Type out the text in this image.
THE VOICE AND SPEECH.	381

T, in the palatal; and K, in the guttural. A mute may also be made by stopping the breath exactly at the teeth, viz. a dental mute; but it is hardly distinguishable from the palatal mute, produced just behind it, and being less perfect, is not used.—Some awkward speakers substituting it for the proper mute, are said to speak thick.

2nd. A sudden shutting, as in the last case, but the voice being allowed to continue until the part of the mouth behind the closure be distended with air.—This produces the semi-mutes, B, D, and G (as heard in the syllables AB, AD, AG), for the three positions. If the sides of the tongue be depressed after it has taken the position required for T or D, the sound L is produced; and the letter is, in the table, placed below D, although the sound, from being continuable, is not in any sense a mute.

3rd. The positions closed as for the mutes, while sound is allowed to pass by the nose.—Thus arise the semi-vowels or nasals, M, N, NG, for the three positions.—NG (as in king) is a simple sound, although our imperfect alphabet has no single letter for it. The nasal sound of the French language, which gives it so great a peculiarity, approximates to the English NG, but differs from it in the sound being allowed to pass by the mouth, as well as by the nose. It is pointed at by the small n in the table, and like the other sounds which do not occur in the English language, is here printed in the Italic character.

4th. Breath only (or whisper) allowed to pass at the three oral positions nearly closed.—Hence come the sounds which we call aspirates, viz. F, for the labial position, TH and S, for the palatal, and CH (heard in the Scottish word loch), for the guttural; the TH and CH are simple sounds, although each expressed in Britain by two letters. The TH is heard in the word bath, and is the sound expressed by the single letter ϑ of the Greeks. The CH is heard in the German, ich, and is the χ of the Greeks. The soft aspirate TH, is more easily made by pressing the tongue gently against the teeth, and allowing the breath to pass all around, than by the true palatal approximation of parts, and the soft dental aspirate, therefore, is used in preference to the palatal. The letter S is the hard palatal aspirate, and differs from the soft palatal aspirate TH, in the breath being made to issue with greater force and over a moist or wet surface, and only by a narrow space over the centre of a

§ WHAT IS REQUIRED
Your task is to repeat the data exactly; please include every line.

§ TASK SOLUTION
Type out the text in this image.
THE VOICE AND SPEECH.	381

T, in the palatal; and K, in the guttural. A mute may also be made by stopping the breath exactly at the teeth, viz. a dental mute; but it is hardly distinguishable from the palatal mute, produced just behind it, and being less perfect, is not used.—Some awkward speakers substituting it for the proper mute, are said to speak thick.

2nd. A sudden shutting, as in the last case, but the voice being allowed to continue until the part of the mouth behind the closure be distended with air.—This produces the semi-mutes, B, D, and G (as heard in the syllables AB, AD, AG), for the three positions. If the sides of the tongue be depressed after it has taken the position required for T or D, the sound L is produced; and the letter is, in the table, placed below D, although the sound, from being continuable, is not in any sense a mute.

3rd. The positions closed as for the mutes, while sound is allowed to pass by the nose.—Thus arise the semi-vowels or nasals, M, N, NG, for the three positions.—NG (as in king) is a simple sound, although our imperfect alphabet has no single letter for it. The nasal sound of the French language, which gives it so great a peculiarity, approximates to the English NG, but differs from it in the sound being allowed to pass by the mouth, as well as by the nose. It is pointed at by the small n in the table, and like the other sounds which do not occur in the English language, is here printed in the Italic character.

4th. Breath only (or whisper) allowed to pass at the three oral positions nearly closed.—Hence come the sounds which we call aspirates, viz. F, for the labial position, TH and S, for the palatal, and CH (heard in the Scottish word loch), for the guttural; the TH and CH are simple sounds, although each expressed in Britain by two letters. The TH is heard in the word bath, and is the sound expressed by the single letter ϑ of the Greeks. The CH is heard in the German, ich, and is the χ of the Greeks. The soft aspirate TH, is more easily made by pressing the tongue gently against the teeth, and allowing the breath to pass all around, than by the true palatal approximation of parts, and the soft dental aspirate, therefore, is used in preference to the palatal. The letter S is the hard palatal aspirate, and differs from the soft palatal aspirate TH, in the breath being made to issue with greater force and over a moist or wet surface, and only by a narrow space over the centre of a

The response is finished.